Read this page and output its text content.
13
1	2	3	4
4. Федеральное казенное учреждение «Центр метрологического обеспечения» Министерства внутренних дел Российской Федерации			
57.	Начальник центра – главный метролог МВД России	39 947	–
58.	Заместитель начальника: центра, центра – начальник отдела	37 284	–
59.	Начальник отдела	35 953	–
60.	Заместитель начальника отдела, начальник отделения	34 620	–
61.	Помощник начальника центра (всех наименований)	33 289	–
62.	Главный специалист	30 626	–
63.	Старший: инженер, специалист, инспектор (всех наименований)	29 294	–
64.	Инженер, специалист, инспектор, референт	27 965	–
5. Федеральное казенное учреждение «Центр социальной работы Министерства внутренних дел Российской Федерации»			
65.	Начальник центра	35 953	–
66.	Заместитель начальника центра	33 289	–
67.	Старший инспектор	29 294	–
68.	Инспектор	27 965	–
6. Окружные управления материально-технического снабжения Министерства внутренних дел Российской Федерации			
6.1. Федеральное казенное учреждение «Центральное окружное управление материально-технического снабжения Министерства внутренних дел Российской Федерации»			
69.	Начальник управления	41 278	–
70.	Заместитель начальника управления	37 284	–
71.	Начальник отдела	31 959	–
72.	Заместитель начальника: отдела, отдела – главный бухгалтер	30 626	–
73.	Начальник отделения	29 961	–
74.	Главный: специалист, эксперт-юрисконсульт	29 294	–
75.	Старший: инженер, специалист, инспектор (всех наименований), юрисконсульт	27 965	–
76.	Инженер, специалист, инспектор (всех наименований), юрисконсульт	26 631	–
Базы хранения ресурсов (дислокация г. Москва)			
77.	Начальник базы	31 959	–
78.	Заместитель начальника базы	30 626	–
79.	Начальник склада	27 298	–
____
Examine the records and pull out every line where the string "материально" occurs.

6. Окружные управления материально-технического снабжения Министерства внутренних дел Российской Федерации			
6.1. Федеральное казенное учреждение «Центральное окружное управление материально-технического снабжения Министерства внутренних дел Российской Федерации»			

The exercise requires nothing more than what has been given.